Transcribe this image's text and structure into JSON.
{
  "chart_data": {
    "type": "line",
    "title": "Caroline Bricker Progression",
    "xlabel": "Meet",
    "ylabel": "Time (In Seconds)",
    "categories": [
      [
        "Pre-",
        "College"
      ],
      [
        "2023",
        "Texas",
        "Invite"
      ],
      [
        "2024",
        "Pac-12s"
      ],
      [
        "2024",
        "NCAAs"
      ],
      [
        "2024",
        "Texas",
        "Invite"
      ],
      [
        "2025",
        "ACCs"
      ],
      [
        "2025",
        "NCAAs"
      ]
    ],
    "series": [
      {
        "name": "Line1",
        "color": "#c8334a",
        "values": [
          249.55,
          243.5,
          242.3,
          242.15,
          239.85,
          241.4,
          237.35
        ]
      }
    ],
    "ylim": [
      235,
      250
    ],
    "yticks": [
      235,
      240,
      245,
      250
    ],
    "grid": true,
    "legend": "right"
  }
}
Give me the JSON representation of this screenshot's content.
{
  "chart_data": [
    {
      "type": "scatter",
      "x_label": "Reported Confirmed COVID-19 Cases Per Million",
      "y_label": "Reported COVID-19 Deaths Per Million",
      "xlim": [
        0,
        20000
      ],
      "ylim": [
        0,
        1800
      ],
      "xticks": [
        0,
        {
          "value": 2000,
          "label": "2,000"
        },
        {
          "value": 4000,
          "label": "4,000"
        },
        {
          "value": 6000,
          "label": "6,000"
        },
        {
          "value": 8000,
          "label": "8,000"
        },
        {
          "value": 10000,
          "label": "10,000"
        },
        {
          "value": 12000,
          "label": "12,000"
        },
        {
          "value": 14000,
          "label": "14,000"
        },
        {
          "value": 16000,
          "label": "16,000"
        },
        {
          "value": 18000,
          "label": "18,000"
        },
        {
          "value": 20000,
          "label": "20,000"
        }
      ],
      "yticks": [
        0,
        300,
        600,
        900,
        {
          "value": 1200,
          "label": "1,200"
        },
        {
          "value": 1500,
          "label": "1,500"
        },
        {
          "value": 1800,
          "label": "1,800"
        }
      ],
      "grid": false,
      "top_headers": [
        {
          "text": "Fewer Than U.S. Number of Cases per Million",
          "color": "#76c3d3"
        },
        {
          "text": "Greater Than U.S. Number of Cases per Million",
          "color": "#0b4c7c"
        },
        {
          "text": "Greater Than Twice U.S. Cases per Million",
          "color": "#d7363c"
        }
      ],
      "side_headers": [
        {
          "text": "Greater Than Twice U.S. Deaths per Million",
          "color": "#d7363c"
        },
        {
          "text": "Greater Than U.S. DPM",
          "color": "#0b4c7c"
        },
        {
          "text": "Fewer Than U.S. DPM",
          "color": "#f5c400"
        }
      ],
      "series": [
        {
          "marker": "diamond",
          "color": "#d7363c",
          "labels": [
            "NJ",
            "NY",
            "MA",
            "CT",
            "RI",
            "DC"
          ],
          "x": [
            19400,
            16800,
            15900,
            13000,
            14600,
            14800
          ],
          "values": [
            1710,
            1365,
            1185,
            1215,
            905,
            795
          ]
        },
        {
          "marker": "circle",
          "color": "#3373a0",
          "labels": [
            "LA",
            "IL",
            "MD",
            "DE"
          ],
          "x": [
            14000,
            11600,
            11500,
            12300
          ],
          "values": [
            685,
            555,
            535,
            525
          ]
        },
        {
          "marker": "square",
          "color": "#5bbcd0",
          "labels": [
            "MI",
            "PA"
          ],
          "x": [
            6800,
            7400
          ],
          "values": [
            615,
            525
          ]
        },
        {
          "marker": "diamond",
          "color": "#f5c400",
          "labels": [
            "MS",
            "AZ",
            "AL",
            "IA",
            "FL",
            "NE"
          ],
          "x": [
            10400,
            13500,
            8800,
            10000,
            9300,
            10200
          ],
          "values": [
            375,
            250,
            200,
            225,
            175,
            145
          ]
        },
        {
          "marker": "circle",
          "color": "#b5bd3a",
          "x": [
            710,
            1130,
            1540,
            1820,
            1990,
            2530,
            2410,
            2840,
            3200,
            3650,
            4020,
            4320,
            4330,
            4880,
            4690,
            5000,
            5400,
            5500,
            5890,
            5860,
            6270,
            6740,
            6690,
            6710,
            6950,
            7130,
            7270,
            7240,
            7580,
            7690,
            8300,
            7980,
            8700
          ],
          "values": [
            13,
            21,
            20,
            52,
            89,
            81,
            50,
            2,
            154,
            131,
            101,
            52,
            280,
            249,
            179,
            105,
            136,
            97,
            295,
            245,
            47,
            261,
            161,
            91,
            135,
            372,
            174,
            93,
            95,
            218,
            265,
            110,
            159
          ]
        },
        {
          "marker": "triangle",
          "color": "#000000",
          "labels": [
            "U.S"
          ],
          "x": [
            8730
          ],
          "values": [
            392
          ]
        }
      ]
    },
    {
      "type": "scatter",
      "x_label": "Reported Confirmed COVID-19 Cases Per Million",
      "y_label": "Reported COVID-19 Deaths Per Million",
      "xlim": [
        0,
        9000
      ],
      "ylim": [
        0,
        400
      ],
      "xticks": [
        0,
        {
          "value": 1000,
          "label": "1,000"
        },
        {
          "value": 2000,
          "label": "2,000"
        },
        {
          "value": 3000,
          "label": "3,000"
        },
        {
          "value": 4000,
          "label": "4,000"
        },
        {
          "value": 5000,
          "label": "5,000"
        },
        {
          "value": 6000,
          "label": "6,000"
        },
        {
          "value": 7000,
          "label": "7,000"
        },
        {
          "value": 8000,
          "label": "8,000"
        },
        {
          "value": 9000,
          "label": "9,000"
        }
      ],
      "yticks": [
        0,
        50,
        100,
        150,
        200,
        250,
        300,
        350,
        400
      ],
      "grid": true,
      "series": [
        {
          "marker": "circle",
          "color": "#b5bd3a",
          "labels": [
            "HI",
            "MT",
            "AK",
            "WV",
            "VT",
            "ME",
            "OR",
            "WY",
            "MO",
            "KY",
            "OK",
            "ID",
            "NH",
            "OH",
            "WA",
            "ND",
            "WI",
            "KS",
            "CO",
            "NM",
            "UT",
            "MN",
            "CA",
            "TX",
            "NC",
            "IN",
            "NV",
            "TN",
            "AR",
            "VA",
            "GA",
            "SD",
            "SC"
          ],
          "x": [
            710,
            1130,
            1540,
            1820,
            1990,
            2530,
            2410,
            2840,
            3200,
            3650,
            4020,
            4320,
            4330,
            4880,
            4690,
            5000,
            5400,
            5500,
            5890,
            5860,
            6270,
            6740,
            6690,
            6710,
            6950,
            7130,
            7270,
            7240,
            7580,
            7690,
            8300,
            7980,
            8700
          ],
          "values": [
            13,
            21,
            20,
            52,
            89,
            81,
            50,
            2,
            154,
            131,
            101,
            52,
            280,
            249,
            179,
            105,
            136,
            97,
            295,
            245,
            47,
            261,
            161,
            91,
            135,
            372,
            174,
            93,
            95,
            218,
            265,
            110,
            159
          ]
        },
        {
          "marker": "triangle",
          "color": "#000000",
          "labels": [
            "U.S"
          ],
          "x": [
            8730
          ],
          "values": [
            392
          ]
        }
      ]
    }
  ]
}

| Goal of the exercise |
Return each line that includes "this".

| Reply |
Transcribe this image's text and structure into JSON.
Give me the JSON representation of this screenshot's content.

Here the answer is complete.